◆ **EXCERPTED RECORDS**:
======

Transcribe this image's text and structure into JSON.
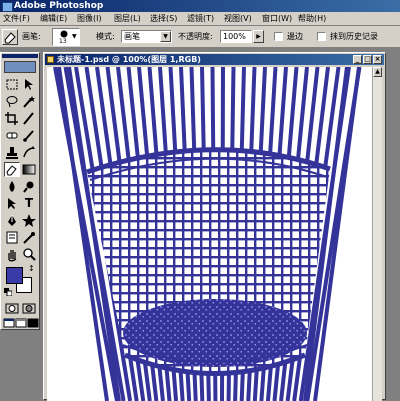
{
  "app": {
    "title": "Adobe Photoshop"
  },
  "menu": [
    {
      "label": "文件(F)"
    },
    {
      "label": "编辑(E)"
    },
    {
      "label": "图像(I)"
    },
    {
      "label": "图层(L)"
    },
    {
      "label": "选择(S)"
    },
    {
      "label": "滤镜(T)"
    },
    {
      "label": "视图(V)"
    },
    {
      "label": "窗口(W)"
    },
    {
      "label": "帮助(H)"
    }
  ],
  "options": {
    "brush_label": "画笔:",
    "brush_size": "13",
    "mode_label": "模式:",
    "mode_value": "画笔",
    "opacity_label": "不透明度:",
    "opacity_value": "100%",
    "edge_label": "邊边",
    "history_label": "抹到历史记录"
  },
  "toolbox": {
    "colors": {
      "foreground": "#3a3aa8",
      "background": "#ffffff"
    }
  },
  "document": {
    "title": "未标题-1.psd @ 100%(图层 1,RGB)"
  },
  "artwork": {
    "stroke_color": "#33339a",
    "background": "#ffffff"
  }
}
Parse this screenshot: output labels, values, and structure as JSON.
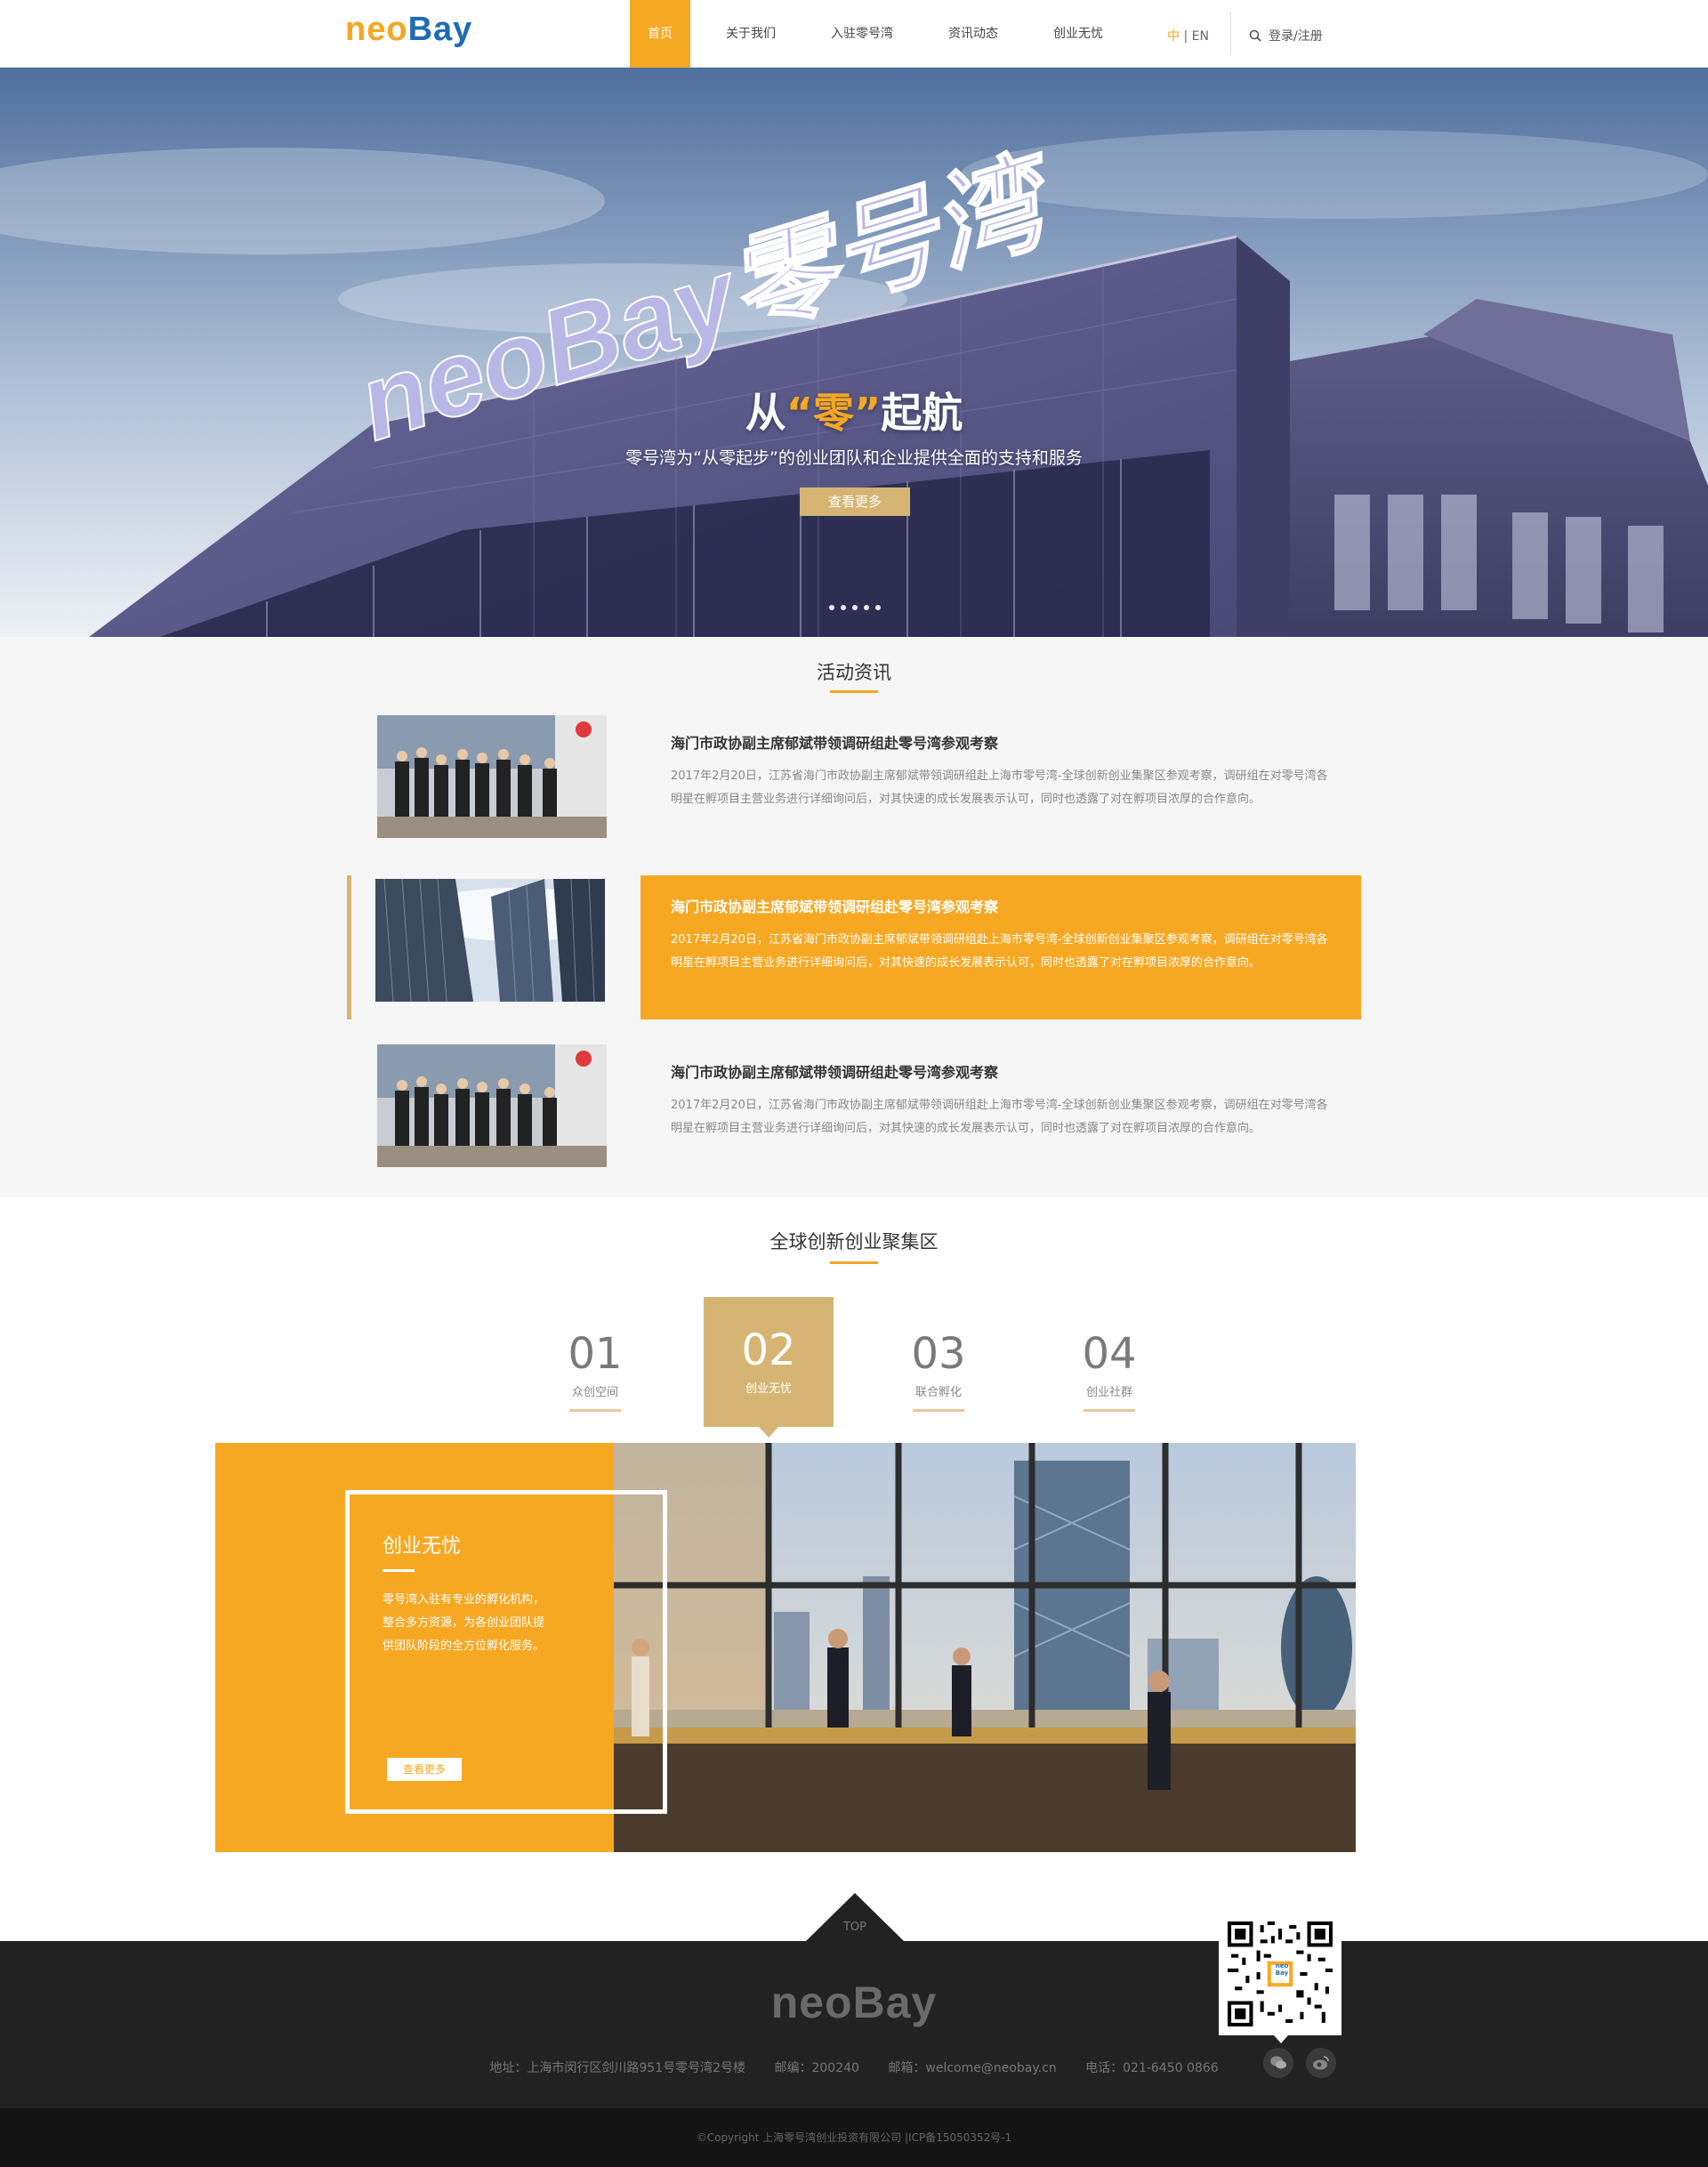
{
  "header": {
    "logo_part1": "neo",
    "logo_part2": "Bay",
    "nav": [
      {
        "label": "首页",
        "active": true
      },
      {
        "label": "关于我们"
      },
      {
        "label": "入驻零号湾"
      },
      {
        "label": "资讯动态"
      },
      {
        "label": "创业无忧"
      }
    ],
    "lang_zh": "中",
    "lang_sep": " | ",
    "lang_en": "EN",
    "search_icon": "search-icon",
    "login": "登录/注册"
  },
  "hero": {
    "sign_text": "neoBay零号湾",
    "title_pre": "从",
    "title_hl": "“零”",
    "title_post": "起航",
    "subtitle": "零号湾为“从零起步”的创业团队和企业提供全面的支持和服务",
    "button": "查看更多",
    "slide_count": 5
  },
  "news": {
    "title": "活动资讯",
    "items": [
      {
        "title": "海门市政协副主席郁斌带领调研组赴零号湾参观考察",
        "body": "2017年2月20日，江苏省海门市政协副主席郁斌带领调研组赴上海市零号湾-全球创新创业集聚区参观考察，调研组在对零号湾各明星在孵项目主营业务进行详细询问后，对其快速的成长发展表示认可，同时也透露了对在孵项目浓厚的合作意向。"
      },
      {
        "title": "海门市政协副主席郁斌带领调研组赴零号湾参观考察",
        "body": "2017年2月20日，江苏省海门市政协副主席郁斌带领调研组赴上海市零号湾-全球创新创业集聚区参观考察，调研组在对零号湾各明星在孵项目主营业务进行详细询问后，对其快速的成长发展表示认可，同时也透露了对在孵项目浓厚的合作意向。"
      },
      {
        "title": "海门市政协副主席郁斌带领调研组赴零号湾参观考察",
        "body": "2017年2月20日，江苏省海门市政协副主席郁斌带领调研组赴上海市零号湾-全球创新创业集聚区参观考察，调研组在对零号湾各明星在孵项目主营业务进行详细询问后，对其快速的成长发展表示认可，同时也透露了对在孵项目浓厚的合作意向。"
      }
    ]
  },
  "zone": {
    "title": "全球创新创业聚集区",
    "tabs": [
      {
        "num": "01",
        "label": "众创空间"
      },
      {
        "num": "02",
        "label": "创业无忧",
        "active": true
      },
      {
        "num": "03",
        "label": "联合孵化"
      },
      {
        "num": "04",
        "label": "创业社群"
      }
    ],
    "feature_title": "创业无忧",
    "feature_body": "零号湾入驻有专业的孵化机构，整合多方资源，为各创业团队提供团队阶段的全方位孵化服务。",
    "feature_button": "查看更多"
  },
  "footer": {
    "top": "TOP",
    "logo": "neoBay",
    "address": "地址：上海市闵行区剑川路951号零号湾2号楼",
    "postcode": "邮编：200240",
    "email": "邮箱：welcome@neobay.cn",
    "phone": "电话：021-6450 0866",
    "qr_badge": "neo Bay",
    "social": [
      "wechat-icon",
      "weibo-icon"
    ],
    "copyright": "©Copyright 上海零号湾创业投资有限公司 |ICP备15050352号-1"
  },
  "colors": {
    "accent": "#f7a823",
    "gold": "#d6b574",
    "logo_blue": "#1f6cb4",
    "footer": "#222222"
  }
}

======

◆ **WORK TO COMPLETE**: Check each line of the entries for the string "this". Copy the lines that have it.

◆ **TASK SOLUTION**:
Transcribe this image's text and structure into JSON.
Parse this screenshot: output labels, values, and structure as JSON.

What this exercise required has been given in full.